INSTRUCTIONS TO FOLLOW: Quote the entries word for word. Omit the pictures.

DATA SUPPLIED:
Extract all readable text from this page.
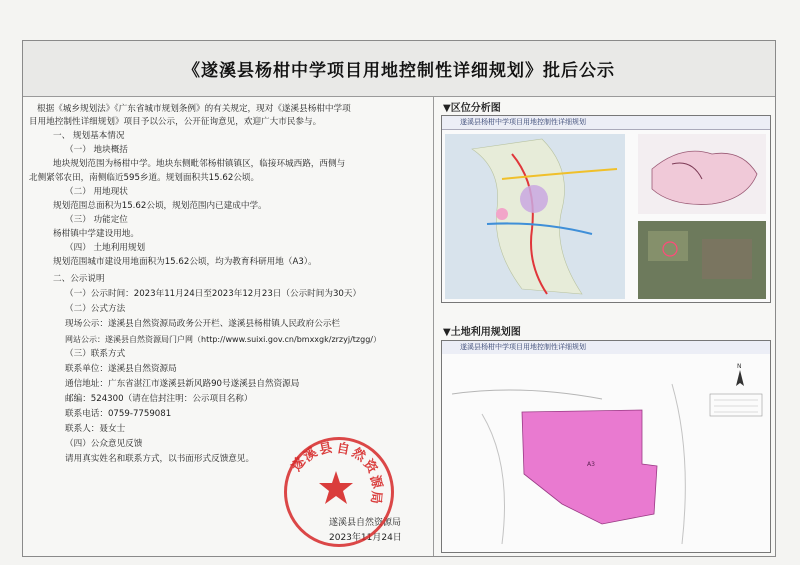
《遂溪县杨柑中学项目用地控制性详细规划》批后公示
根据《城乡规划法》《广东省城市规划条例》的有关规定，现对《遂溪县杨柑中学项
目用地控制性详细规划》项目予以公示，公开征询意见，欢迎广大市民参与。
一、 规划基本情况
（一） 地块概括
地块规划范围为杨柑中学。地块东侧毗邻杨柑镇镇区，临接环城西路，西侧与
北侧紧邻农田，南侧临近595乡道。规划面积共15.62公顷。
（二） 用地现状
规划范围总面积为15.62公顷，规划范围内已建成中学。
（三） 功能定位
杨柑镇中学建设用地。
（四） 土地利用规划
规划范围城市建设用地面积为15.62公顷，均为教育科研用地（A3）。
二、公示说明
（一）公示时间：2023年11月24日至2023年12月23日（公示时间为30天）
（二）公式方法
现场公示：遂溪县自然资源局政务公开栏、遂溪县杨柑镇人民政府公示栏
网站公示：遂溪县自然资源局门户网（http://www.suixi.gov.cn/bmxxgk/zrzyj/tzgg/）
（三）联系方式
联系单位：遂溪县自然资源局
通信地址：广东省湛江市遂溪县新风路90号遂溪县自然资源局
邮编：524300（请在信封注明：公示项目名称）
联系电话：0759-7759081
联系人：聂女士
（四）公众意见反馈
请用真实姓名和联系方式，以书面形式反馈意见。
遂溪县自然资源局
2023年11月24日
▼区位分析图
遂溪县杨柑中学项目用地控制性详细规划
▼土地利用规划图
遂溪县杨柑中学项目用地控制性详细规划
A3
N
遂
溪
县 自
然
资
源
局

RESULT:
Extract all readable text from this page.
《遂溪县杨柑中学项目用地控制性详细规划》批后公示
根据《城乡规划法》《广东省城市规划条例》的有关规定，现对《遂溪县杨柑中学项
目用地控制性详细规划》项目予以公示，公开征询意见，欢迎广大市民参与。
一、 规划基本情况
（一） 地块概括
地块规划范围为杨柑中学。地块东侧毗邻杨柑镇镇区，临接环城西路，西侧与
北侧紧邻农田，南侧临近595乡道。规划面积共15.62公顷。
（二） 用地现状
规划范围总面积为15.62公顷，规划范围内已建成中学。
（三） 功能定位
杨柑镇中学建设用地。
（四） 土地利用规划
规划范围城市建设用地面积为15.62公顷，均为教育科研用地（A3）。
二、公示说明
（一）公示时间：2023年11月24日至2023年12月23日（公示时间为30天）
（二）公式方法
现场公示：遂溪县自然资源局政务公开栏、遂溪县杨柑镇人民政府公示栏
网站公示：遂溪县自然资源局门户网（http://www.suixi.gov.cn/bmxxgk/zrzyj/tzgg/）
（三）联系方式
联系单位：遂溪县自然资源局
通信地址：广东省湛江市遂溪县新风路90号遂溪县自然资源局
邮编：524300（请在信封注明：公示项目名称）
联系电话：0759-7759081
联系人：聂女士
（四）公众意见反馈
请用真实姓名和联系方式，以书面形式反馈意见。
遂溪县自然资源局
2023年11月24日
▼区位分析图
遂溪县杨柑中学项目用地控制性详细规划
▼土地利用规划图
遂溪县杨柑中学项目用地控制性详细规划
A3
N
遂
溪
县 自
然
资
源
局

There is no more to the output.